:: Try it ::
The finished copy should hold every entry exactly as given, and no pictures.

:: Data supplied ::
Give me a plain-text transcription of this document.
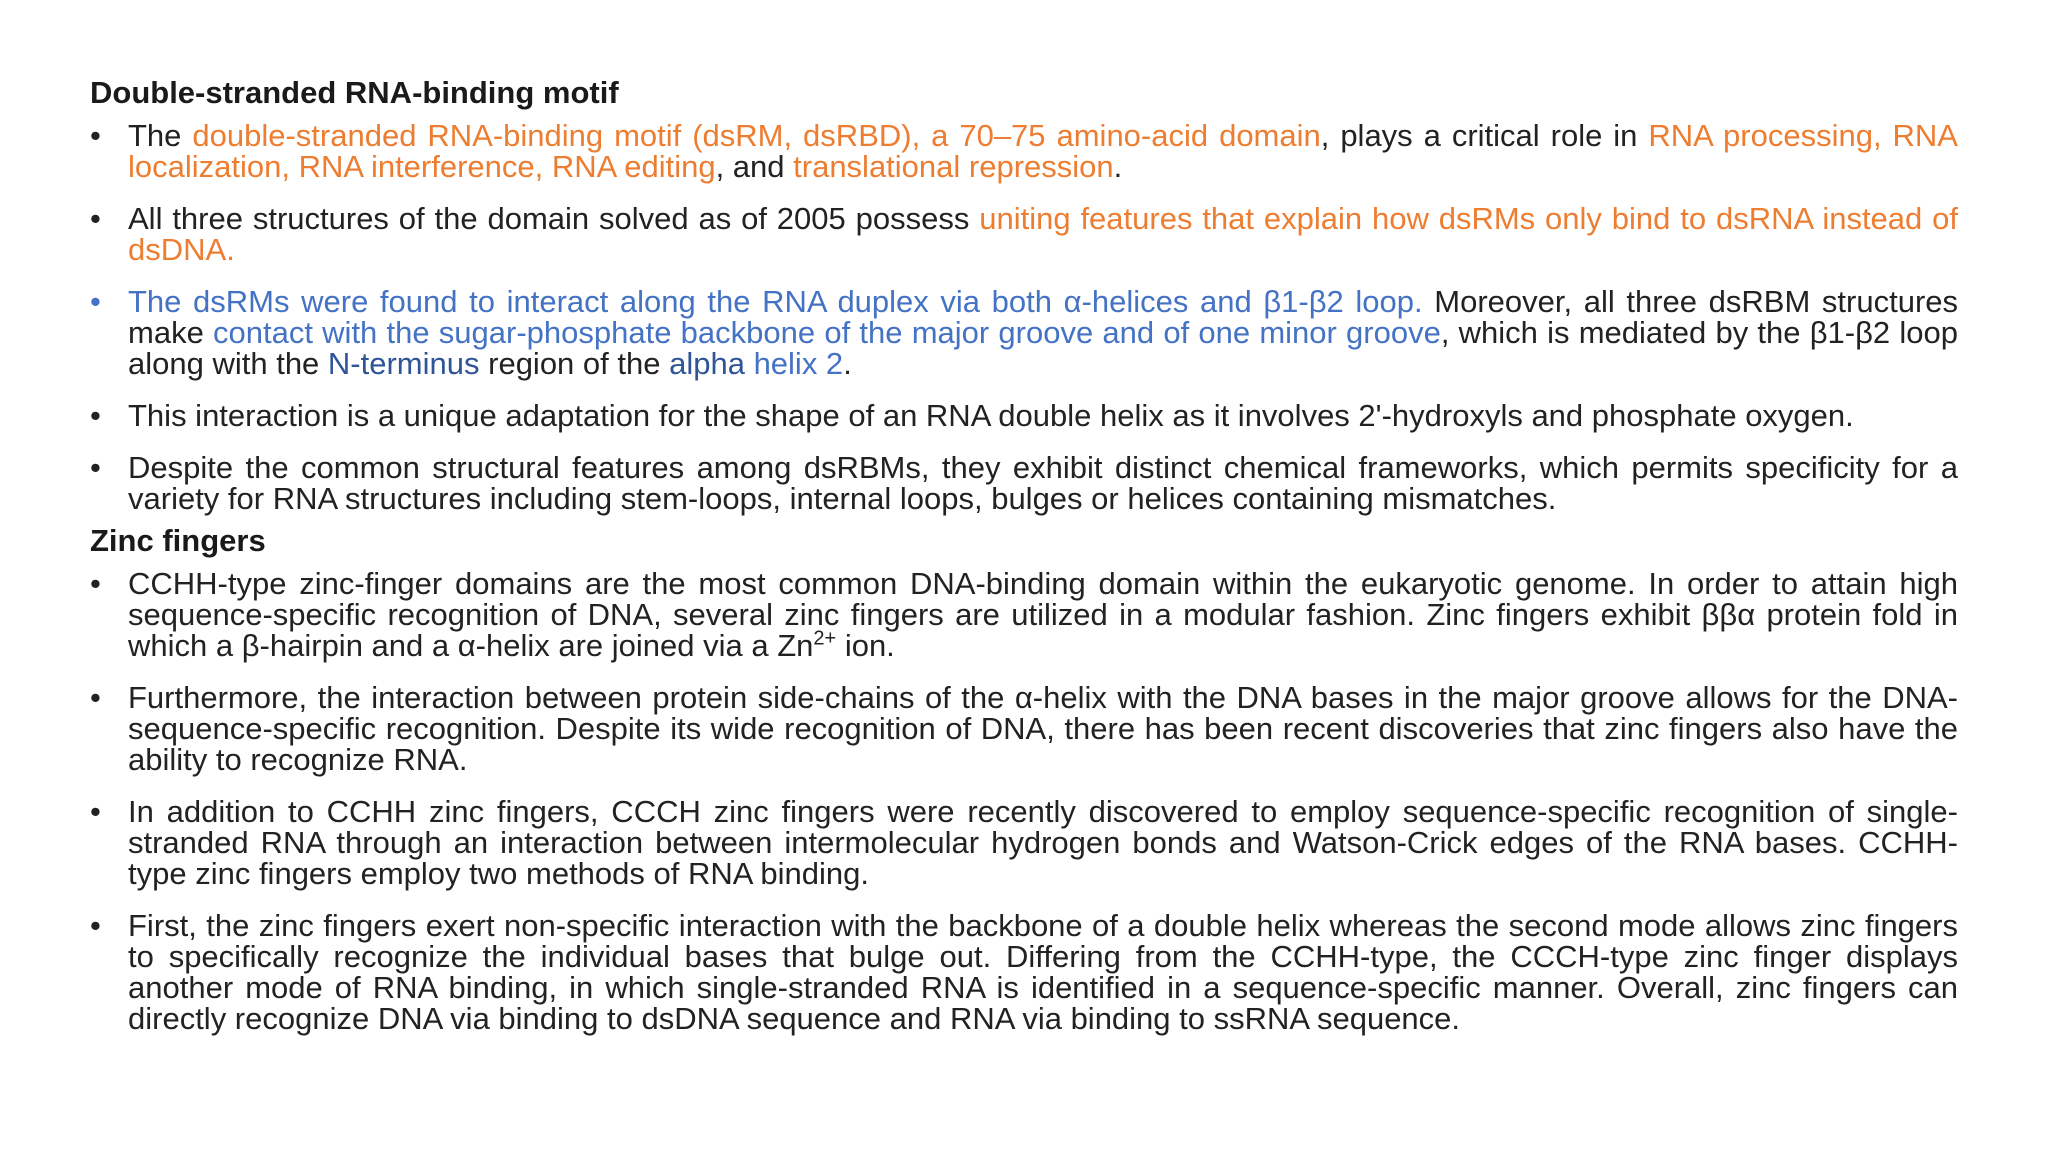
Double-stranded RNA-binding motif
• The double-stranded RNA-binding motif (dsRM, dsRBD), a 70–75 amino-acid domain, plays a critical role in RNA processing, RNA localization, RNA interference, RNA editing, and translational repression.
• All three structures of the domain solved as of 2005 possess uniting features that explain how dsRMs only bind to dsRNA instead of dsDNA.
• The dsRMs were found to interact along the RNA duplex via both α-helices and β1-β2 loop. Moreover, all three dsRBM structures make contact with the sugar-phosphate backbone of the major groove and of one minor groove, which is mediated by the β1-β2 loop along with the N-terminus region of the alpha helix 2.
• This interaction is a unique adaptation for the shape of an RNA double helix as it involves 2'-hydroxyls and phosphate oxygen.
• Despite the common structural features among dsRBMs, they exhibit distinct chemical frameworks, which permits specificity for a variety for RNA structures including stem-loops, internal loops, bulges or helices containing mismatches.
Zinc fingers
• CCHH-type zinc-finger domains are the most common DNA-binding domain within the eukaryotic genome. In order to attain high sequence-specific recognition of DNA, several zinc fingers are utilized in a modular fashion. Zinc fingers exhibit ββα protein fold in which a β-hairpin and a α-helix are joined via a $Zn^{2+}$ ion.
• Furthermore, the interaction between protein side-chains of the α-helix with the DNA bases in the major groove allows for the DNA-sequence-specific recognition. Despite its wide recognition of DNA, there has been recent discoveries that zinc fingers also have the ability to recognize RNA.
• In addition to CCHH zinc fingers, CCCH zinc fingers were recently discovered to employ sequence-specific recognition of single-stranded RNA through an interaction between intermolecular hydrogen bonds and Watson-Crick edges of the RNA bases. CCHH-type zinc fingers employ two methods of RNA binding.
• First, the zinc fingers exert non-specific interaction with the backbone of a double helix whereas the second mode allows zinc fingers to specifically recognize the individual bases that bulge out. Differing from the CCHH-type, the CCCH-type zinc finger displays another mode of RNA binding, in which single-stranded RNA is identified in a sequence-specific manner. Overall, zinc fingers can directly recognize DNA via binding to dsDNA sequence and RNA via binding to ssRNA sequence.
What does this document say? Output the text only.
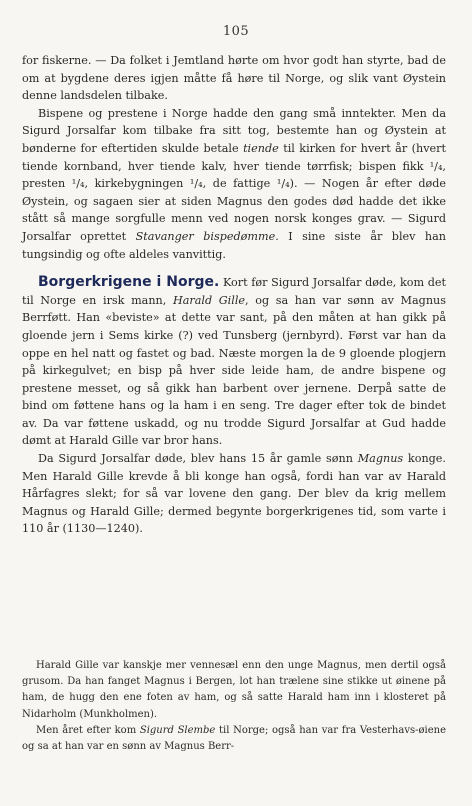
105

for fiskerne. — Da folket i Jemtland hørte om hvor godt han styrte, bad de om at bygdene deres igjen måtte få høre til Norge, og slik vant Øystein denne landsdelen tilbake.

Bispene og prestene i Norge hadde den gang små inntekter. Men da Sigurd Jorsalfar kom tilbake fra sitt tog, bestemte han og Øystein at bønderne for eftertiden skulde betale tiende til kirken for hvert år (hvert tiende kornband, hver tiende kalv, hver tiende tørrfisk; bispen fikk ¹/₄, presten ¹/₄, kirkebygningen ¹/₄, de fattige ¹/₄). — Nogen år efter døde Øystein, og sagaen sier at siden Magnus den godes død hadde det ikke stått så mange sorgfulle menn ved nogen norsk konges grav. — Sigurd Jorsalfar oprettet Stavanger bispedømme. I sine siste år blev han tungsindig og ofte aldeles vanvittig.

Borgerkrigene i Norge. Kort før Sigurd Jorsalfar døde, kom det til Norge en irsk mann, Harald Gille, og sa han var sønn av Magnus Berrføtt. Han «beviste» at dette var sant, på den måten at han gikk på gloende jern i Sems kirke (?) ved Tunsberg (jernbyrd). Først var han da oppe en hel natt og fastet og bad. Næste morgen la de 9 gloende plogjern på kirkegulvet; en bisp på hver side leide ham, de andre bispene og prestene messet, og så gikk han barbent over jernene. Derpå satte de bind om føttene hans og la ham i en seng. Tre dager efter tok de bindet av. Da var føttene uskadd, og nu trodde Sigurd Jorsalfar at Gud hadde dømt at Harald Gille var bror hans.

Da Sigurd Jorsalfar døde, blev hans 15 år gamle sønn Magnus konge. Men Harald Gille krevde å bli konge han også, fordi han var av Harald Hårfagres slekt; for så var lovene den gang. Der blev da krig mellem Magnus og Harald Gille; dermed begynte borgerkrigenes tid, som varte i 110 år (1130—1240).

Harald Gille var kanskje mer vennesæl enn den unge Magnus, men dertil også grusom. Da han fanget Magnus i Bergen, lot han trælene sine stikke ut øinene på ham, de hugg den ene foten av ham, og så satte Harald ham inn i klosteret på Nidarholm (Munkholmen).

Men året efter kom Sigurd Slembe til Norge; også han var fra Vesterhavs-øiene og sa at han var en sønn av Magnus Berr-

:: Task response ::
Give me a plain-text transcription of this document.
Double-stranded RNA-binding motif
• The double-stranded RNA-binding motif (dsRM, dsRBD), a 70–75 amino-acid domain, plays a critical role in RNA processing, RNA localization, RNA interference, RNA editing, and translational repression.
• All three structures of the domain solved as of 2005 possess uniting features that explain how dsRMs only bind to dsRNA instead of dsDNA.
• The dsRMs were found to interact along the RNA duplex via both α-helices and β1-β2 loop. Moreover, all three dsRBM structures make contact with the sugar-phosphate backbone of the major groove and of one minor groove, which is mediated by the β1-β2 loop along with the N-terminus region of the alpha helix 2.
• This interaction is a unique adaptation for the shape of an RNA double helix as it involves 2'-hydroxyls and phosphate oxygen.
• Despite the common structural features among dsRBMs, they exhibit distinct chemical frameworks, which permits specificity for a variety for RNA structures including stem-loops, internal loops, bulges or helices containing mismatches.
Zinc fingers
• CCHH-type zinc-finger domains are the most common DNA-binding domain within the eukaryotic genome. In order to attain high sequence-specific recognition of DNA, several zinc fingers are utilized in a modular fashion. Zinc fingers exhibit ββα protein fold in which a β-hairpin and a α-helix are joined via a $Zn^{2+}$ ion.
• Furthermore, the interaction between protein side-chains of the α-helix with the DNA bases in the major groove allows for the DNA-sequence-specific recognition. Despite its wide recognition of DNA, there has been recent discoveries that zinc fingers also have the ability to recognize RNA.
• In addition to CCHH zinc fingers, CCCH zinc fingers were recently discovered to employ sequence-specific recognition of single-stranded RNA through an interaction between intermolecular hydrogen bonds and Watson-Crick edges of the RNA bases. CCHH-type zinc fingers employ two methods of RNA binding.
• First, the zinc fingers exert non-specific interaction with the backbone of a double helix whereas the second mode allows zinc fingers to specifically recognize the individual bases that bulge out. Differing from the CCHH-type, the CCCH-type zinc finger displays another mode of RNA binding, in which single-stranded RNA is identified in a sequence-specific manner. Overall, zinc fingers can directly recognize DNA via binding to dsDNA sequence and RNA via binding to ssRNA sequence.
What does this document say? Output the text only.
105

for fiskerne. — Da folket i Jemtland hørte om hvor godt han styrte, bad de om at bygdene deres igjen måtte få høre til Norge, og slik vant Øystein denne landsdelen tilbake.

Bispene og prestene i Norge hadde den gang små inntekter. Men da Sigurd Jorsalfar kom tilbake fra sitt tog, bestemte han og Øystein at bønderne for eftertiden skulde betale tiende til kirken for hvert år (hvert tiende kornband, hver tiende kalv, hver tiende tørrfisk; bispen fikk ¹/₄, presten ¹/₄, kirkebygningen ¹/₄, de fattige ¹/₄). — Nogen år efter døde Øystein, og sagaen sier at siden Magnus den godes død hadde det ikke stått så mange sorgfulle menn ved nogen norsk konges grav. — Sigurd Jorsalfar oprettet Stavanger bispedømme. I sine siste år blev han tungsindig og ofte aldeles vanvittig.

Borgerkrigene i Norge. Kort før Sigurd Jorsalfar døde, kom det til Norge en irsk mann, Harald Gille, og sa han var sønn av Magnus Berrføtt. Han «beviste» at dette var sant, på den måten at han gikk på gloende jern i Sems kirke (?) ved Tunsberg (jernbyrd). Først var han da oppe en hel natt og fastet og bad. Næste morgen la de 9 gloende plogjern på kirkegulvet; en bisp på hver side leide ham, de andre bispene og prestene messet, og så gikk han barbent over jernene. Derpå satte de bind om føttene hans og la ham i en seng. Tre dager efter tok de bindet av. Da var føttene uskadd, og nu trodde Sigurd Jorsalfar at Gud hadde dømt at Harald Gille var bror hans.

Da Sigurd Jorsalfar døde, blev hans 15 år gamle sønn Magnus konge. Men Harald Gille krevde å bli konge han også, fordi han var av Harald Hårfagres slekt; for så var lovene den gang. Der blev da krig mellem Magnus og Harald Gille; dermed begynte borgerkrigenes tid, som varte i 110 år (1130—1240).

Harald Gille var kanskje mer vennesæl enn den unge Magnus, men dertil også grusom. Da han fanget Magnus i Bergen, lot han trælene sine stikke ut øinene på ham, de hugg den ene foten av ham, og så satte Harald ham inn i klosteret på Nidarholm (Munkholmen).

Men året efter kom Sigurd Slembe til Norge; også han var fra Vesterhavs-øiene og sa at han var en sønn av Magnus Berr-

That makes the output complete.